Request:
Give back the full material, exactly as it reads.
* start *
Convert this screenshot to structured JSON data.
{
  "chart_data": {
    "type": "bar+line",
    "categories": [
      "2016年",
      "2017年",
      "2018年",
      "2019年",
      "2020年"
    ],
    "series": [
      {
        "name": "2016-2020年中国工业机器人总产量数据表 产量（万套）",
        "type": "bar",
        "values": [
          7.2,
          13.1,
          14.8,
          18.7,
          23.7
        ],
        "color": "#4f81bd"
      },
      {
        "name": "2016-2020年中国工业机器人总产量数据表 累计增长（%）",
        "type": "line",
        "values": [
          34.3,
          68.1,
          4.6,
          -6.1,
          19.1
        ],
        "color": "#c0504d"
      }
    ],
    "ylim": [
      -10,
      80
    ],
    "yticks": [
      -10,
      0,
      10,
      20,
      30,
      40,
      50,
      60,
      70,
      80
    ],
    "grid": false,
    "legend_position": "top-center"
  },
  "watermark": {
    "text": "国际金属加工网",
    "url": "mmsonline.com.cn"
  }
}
* end *
Exercise output:
Convert this screenshot to structured JSON data.
{
  "chart_data": {
    "type": "bar+line",
    "categories": [
      "2016年",
      "2017年",
      "2018年",
      "2019年",
      "2020年"
    ],
    "series": [
      {
        "name": "2016-2020年中国工业机器人总产量数据表 产量（万套）",
        "type": "bar",
        "values": [
          7.2,
          13.1,
          14.8,
          18.7,
          23.7
        ],
        "color": "#4f81bd"
      },
      {
        "name": "2016-2020年中国工业机器人总产量数据表 累计增长（%）",
        "type": "line",
        "values": [
          34.3,
          68.1,
          4.6,
          -6.1,
          19.1
        ],
        "color": "#c0504d"
      }
    ],
    "ylim": [
      -10,
      80
    ],
    "yticks": [
      -10,
      0,
      10,
      20,
      30,
      40,
      50,
      60,
      70,
      80
    ],
    "grid": false,
    "legend_position": "top-center"
  },
  "watermark": {
    "text": "国际金属加工网",
    "url": "mmsonline.com.cn"
  }
}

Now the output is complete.